Saved entries:
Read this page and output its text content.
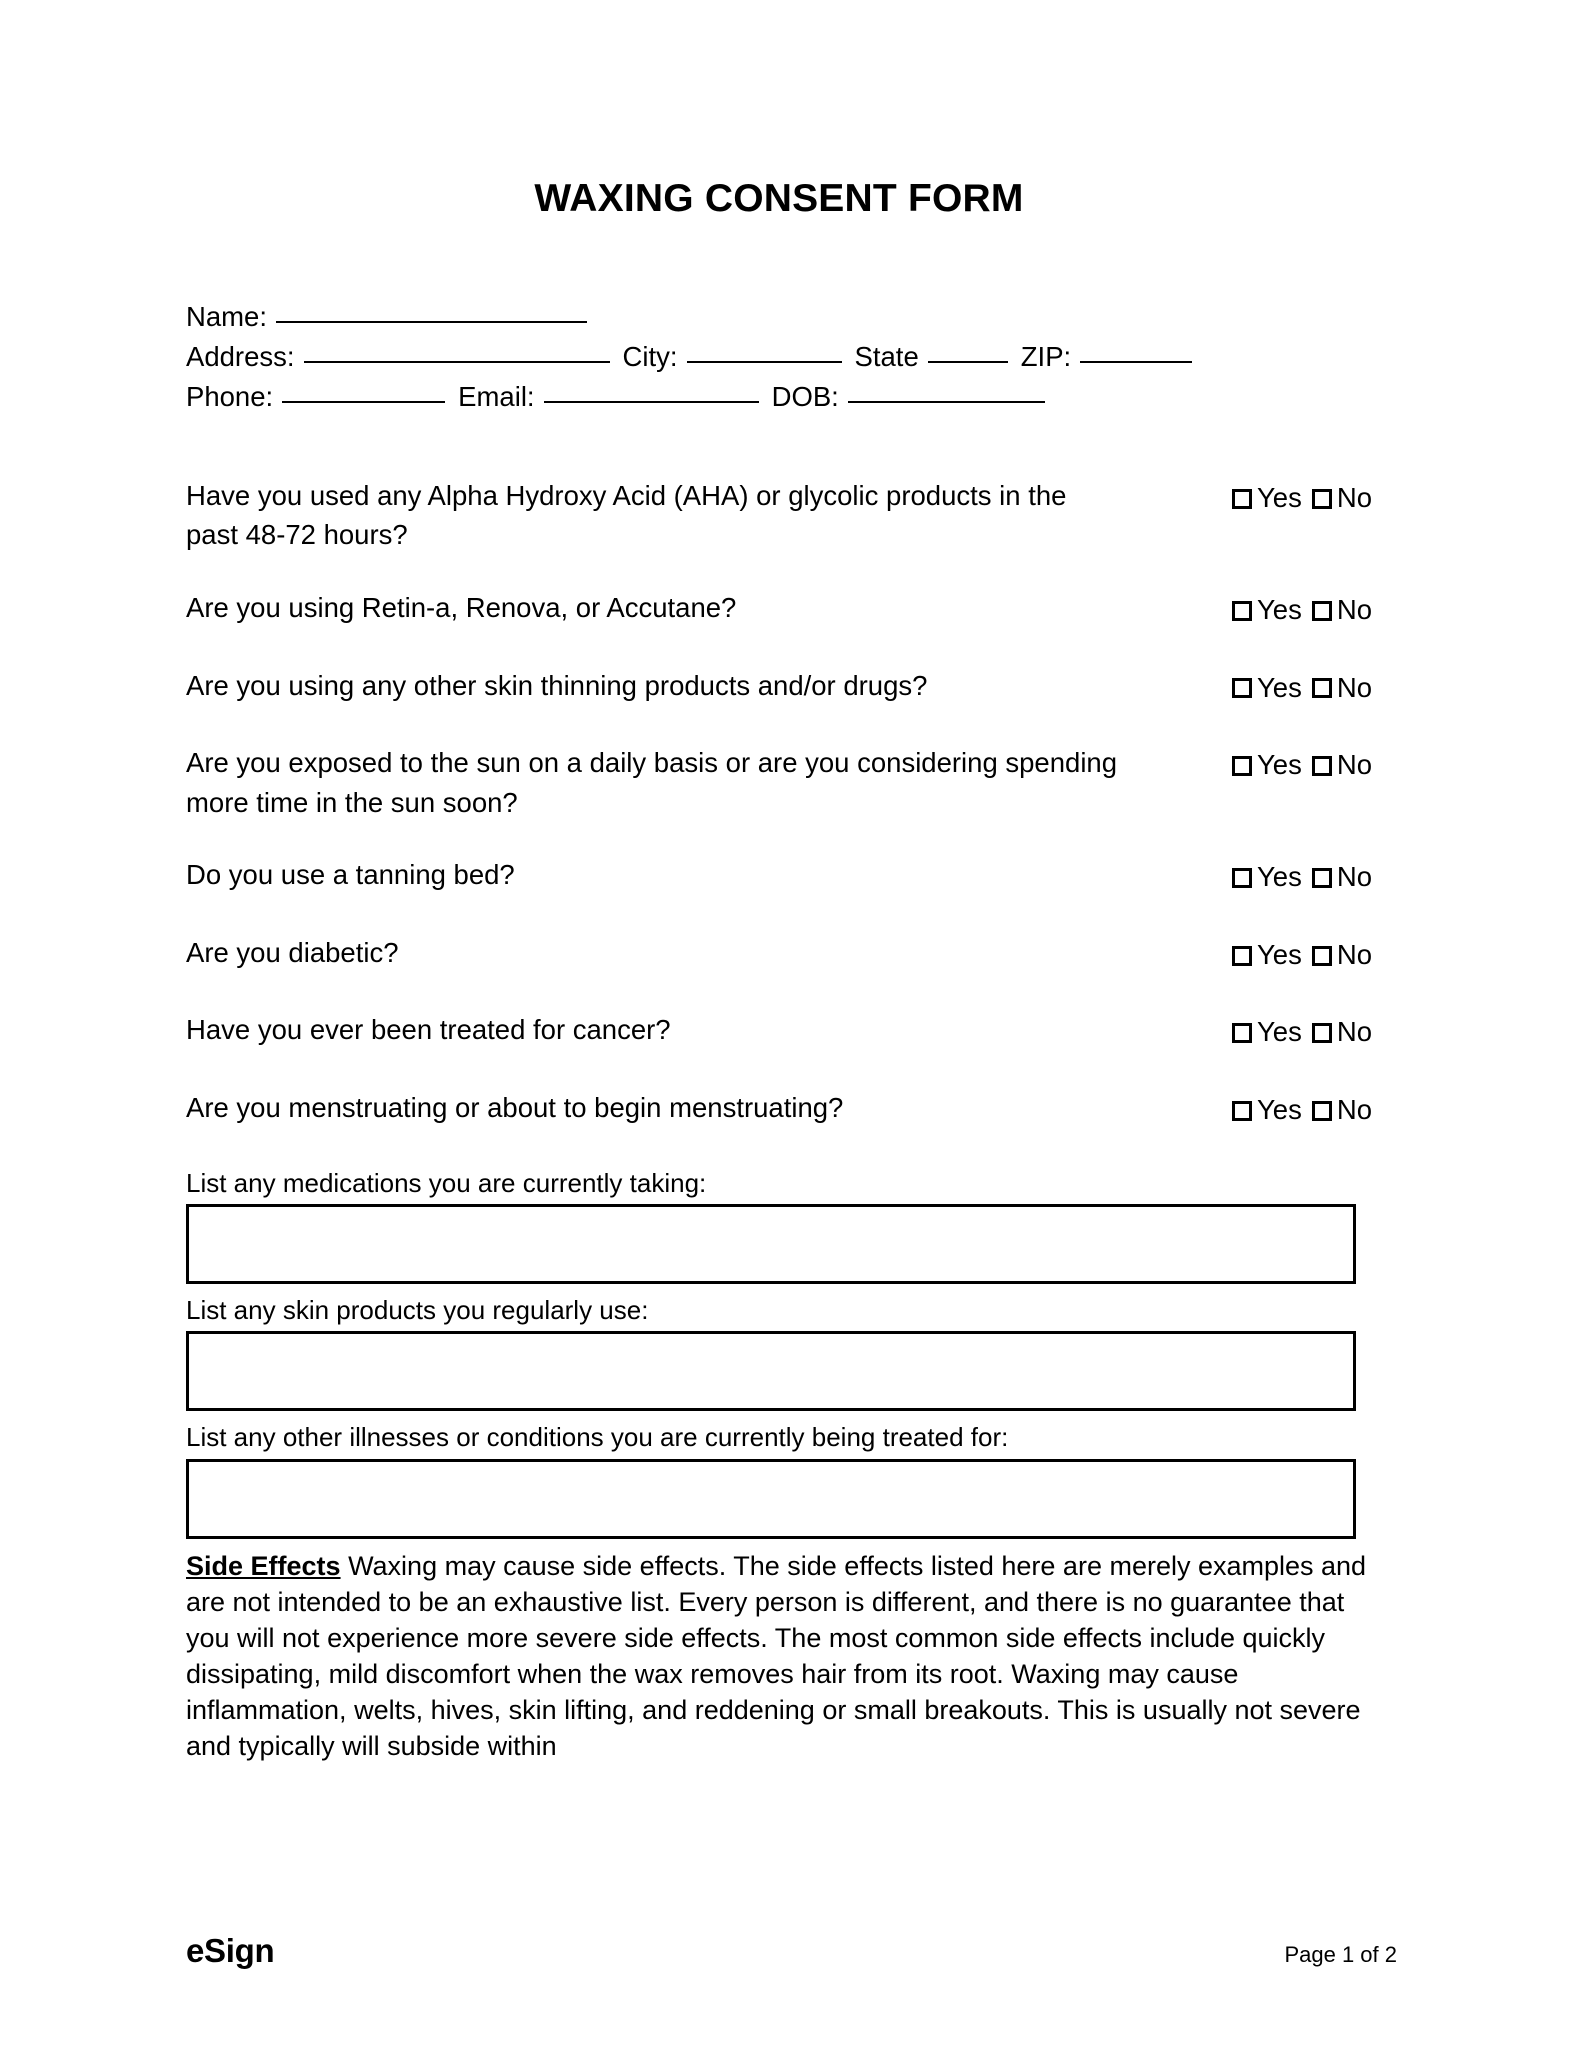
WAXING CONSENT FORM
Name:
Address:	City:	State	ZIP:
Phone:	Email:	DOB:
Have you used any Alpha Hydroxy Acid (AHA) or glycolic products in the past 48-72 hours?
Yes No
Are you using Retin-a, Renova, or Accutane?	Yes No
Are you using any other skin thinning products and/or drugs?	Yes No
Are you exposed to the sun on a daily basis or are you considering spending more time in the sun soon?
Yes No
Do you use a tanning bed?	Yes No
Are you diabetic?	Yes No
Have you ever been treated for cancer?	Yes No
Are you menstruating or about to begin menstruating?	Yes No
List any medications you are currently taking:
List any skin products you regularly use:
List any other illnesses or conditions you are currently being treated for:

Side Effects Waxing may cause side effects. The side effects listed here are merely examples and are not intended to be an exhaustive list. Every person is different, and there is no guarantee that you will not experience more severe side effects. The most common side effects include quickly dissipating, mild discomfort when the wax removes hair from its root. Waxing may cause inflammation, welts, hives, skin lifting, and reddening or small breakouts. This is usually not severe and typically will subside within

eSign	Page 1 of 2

▶ **WRITTEN PROBLEM**: Copy every line that includes the string "treated" from the material above.

▶ **RESPONSE FOR THIS EXERCISE**:
Have you ever been treated for cancer?	Yes No
List any other illnesses or conditions you are currently being treated for:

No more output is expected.